### RECORD EXCERPTS ###
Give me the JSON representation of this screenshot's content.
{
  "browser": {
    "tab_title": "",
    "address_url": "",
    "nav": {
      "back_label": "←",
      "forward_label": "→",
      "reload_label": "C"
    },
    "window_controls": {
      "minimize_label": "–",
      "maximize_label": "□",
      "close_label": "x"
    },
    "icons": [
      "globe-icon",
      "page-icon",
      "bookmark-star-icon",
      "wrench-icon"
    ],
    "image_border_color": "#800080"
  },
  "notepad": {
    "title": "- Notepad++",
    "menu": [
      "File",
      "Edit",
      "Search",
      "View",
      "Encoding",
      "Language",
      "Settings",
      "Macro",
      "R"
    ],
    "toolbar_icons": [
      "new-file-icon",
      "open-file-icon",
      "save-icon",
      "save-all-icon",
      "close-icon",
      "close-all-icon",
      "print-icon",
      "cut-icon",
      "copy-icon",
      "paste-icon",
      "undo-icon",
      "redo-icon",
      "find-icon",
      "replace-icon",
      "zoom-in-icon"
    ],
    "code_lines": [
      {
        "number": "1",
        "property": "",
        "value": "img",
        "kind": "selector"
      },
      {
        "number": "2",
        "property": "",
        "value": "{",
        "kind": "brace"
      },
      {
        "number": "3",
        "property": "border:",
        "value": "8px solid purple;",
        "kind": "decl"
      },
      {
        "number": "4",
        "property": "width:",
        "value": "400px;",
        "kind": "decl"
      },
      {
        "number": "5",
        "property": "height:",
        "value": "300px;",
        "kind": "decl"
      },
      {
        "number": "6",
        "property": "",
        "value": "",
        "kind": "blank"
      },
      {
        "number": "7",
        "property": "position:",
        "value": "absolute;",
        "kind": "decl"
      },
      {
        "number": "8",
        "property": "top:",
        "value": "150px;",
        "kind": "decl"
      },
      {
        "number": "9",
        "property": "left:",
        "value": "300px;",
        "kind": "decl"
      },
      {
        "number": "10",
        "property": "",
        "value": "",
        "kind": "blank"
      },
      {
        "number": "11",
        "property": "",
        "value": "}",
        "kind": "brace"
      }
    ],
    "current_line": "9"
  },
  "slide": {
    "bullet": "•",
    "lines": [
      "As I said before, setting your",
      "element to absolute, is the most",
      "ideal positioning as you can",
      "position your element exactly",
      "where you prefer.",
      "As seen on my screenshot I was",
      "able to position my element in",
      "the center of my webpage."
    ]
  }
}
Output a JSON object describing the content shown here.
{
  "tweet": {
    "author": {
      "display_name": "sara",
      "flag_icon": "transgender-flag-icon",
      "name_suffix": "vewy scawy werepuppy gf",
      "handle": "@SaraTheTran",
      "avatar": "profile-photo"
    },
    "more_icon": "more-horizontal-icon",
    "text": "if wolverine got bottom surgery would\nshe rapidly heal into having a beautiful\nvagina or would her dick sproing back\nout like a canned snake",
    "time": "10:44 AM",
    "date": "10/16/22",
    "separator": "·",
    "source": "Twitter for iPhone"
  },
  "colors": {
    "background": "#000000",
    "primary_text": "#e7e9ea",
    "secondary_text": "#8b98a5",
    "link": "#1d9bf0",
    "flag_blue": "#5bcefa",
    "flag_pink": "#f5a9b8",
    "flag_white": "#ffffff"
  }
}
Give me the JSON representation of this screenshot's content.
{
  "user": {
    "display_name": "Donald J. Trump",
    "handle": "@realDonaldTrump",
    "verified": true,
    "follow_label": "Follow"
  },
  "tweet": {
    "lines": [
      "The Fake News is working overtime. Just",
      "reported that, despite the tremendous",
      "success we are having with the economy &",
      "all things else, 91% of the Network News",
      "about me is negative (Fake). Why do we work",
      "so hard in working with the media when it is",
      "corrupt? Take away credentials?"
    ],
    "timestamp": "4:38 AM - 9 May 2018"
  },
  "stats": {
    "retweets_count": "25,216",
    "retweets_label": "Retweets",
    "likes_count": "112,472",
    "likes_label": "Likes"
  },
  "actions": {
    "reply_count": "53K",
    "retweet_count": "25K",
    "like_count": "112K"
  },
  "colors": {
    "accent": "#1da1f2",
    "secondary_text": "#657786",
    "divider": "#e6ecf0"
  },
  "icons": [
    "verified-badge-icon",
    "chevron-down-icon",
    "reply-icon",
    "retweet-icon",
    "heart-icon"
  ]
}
###
TASK:
Reproduce each line of the material above precisely.

RESULT FOR THIS EXERCISE:
Give me the JSON representation of this screenshot's content.
{
  "browser": {
    "tab_title": "",
    "address_url": "",
    "nav": {
      "back_label": "←",
      "forward_label": "→",
      "reload_label": "C"
    },
    "window_controls": {
      "minimize_label": "–",
      "maximize_label": "□",
      "close_label": "x"
    },
    "icons": [
      "globe-icon",
      "page-icon",
      "bookmark-star-icon",
      "wrench-icon"
    ],
    "image_border_color": "#800080"
  },
  "notepad": {
    "title": "- Notepad++",
    "menu": [
      "File",
      "Edit",
      "Search",
      "View",
      "Encoding",
      "Language",
      "Settings",
      "Macro",
      "R"
    ],
    "toolbar_icons": [
      "new-file-icon",
      "open-file-icon",
      "save-icon",
      "save-all-icon",
      "close-icon",
      "close-all-icon",
      "print-icon",
      "cut-icon",
      "copy-icon",
      "paste-icon",
      "undo-icon",
      "redo-icon",
      "find-icon",
      "replace-icon",
      "zoom-in-icon"
    ],
    "code_lines": [
      {
        "number": "1",
        "property": "",
        "value": "img",
        "kind": "selector"
      },
      {
        "number": "2",
        "property": "",
        "value": "{",
        "kind": "brace"
      },
      {
        "number": "3",
        "property": "border:",
        "value": "8px solid purple;",
        "kind": "decl"
      },
      {
        "number": "4",
        "property": "width:",
        "value": "400px;",
        "kind": "decl"
      },
      {
        "number": "5",
        "property": "height:",
        "value": "300px;",
        "kind": "decl"
      },
      {
        "number": "6",
        "property": "",
        "value": "",
        "kind": "blank"
      },
      {
        "number": "7",
        "property": "position:",
        "value": "absolute;",
        "kind": "decl"
      },
      {
        "number": "8",
        "property": "top:",
        "value": "150px;",
        "kind": "decl"
      },
      {
        "number": "9",
        "property": "left:",
        "value": "300px;",
        "kind": "decl"
      },
      {
        "number": "10",
        "property": "",
        "value": "",
        "kind": "blank"
      },
      {
        "number": "11",
        "property": "",
        "value": "}",
        "kind": "brace"
      }
    ],
    "current_line": "9"
  },
  "slide": {
    "bullet": "•",
    "lines": [
      "As I said before, setting your",
      "element to absolute, is the most",
      "ideal positioning as you can",
      "position your element exactly",
      "where you prefer.",
      "As seen on my screenshot I was",
      "able to position my element in",
      "the center of my webpage."
    ]
  }
}
Output a JSON object describing the content shown here.
{
  "tweet": {
    "author": {
      "display_name": "sara",
      "flag_icon": "transgender-flag-icon",
      "name_suffix": "vewy scawy werepuppy gf",
      "handle": "@SaraTheTran",
      "avatar": "profile-photo"
    },
    "more_icon": "more-horizontal-icon",
    "text": "if wolverine got bottom surgery would\nshe rapidly heal into having a beautiful\nvagina or would her dick sproing back\nout like a canned snake",
    "time": "10:44 AM",
    "date": "10/16/22",
    "separator": "·",
    "source": "Twitter for iPhone"
  },
  "colors": {
    "background": "#000000",
    "primary_text": "#e7e9ea",
    "secondary_text": "#8b98a5",
    "link": "#1d9bf0",
    "flag_blue": "#5bcefa",
    "flag_pink": "#f5a9b8",
    "flag_white": "#ffffff"
  }
}
Give me the JSON representation of this screenshot's content.
{
  "user": {
    "display_name": "Donald J. Trump",
    "handle": "@realDonaldTrump",
    "verified": true,
    "follow_label": "Follow"
  },
  "tweet": {
    "lines": [
      "The Fake News is working overtime. Just",
      "reported that, despite the tremendous",
      "success we are having with the economy &",
      "all things else, 91% of the Network News",
      "about me is negative (Fake). Why do we work",
      "so hard in working with the media when it is",
      "corrupt? Take away credentials?"
    ],
    "timestamp": "4:38 AM - 9 May 2018"
  },
  "stats": {
    "retweets_count": "25,216",
    "retweets_label": "Retweets",
    "likes_count": "112,472",
    "likes_label": "Likes"
  },
  "actions": {
    "reply_count": "53K",
    "retweet_count": "25K",
    "like_count": "112K"
  },
  "colors": {
    "accent": "#1da1f2",
    "secondary_text": "#657786",
    "divider": "#e6ecf0"
  },
  "icons": [
    "verified-badge-icon",
    "chevron-down-icon",
    "reply-icon",
    "retweet-icon",
    "heart-icon"
  ]
}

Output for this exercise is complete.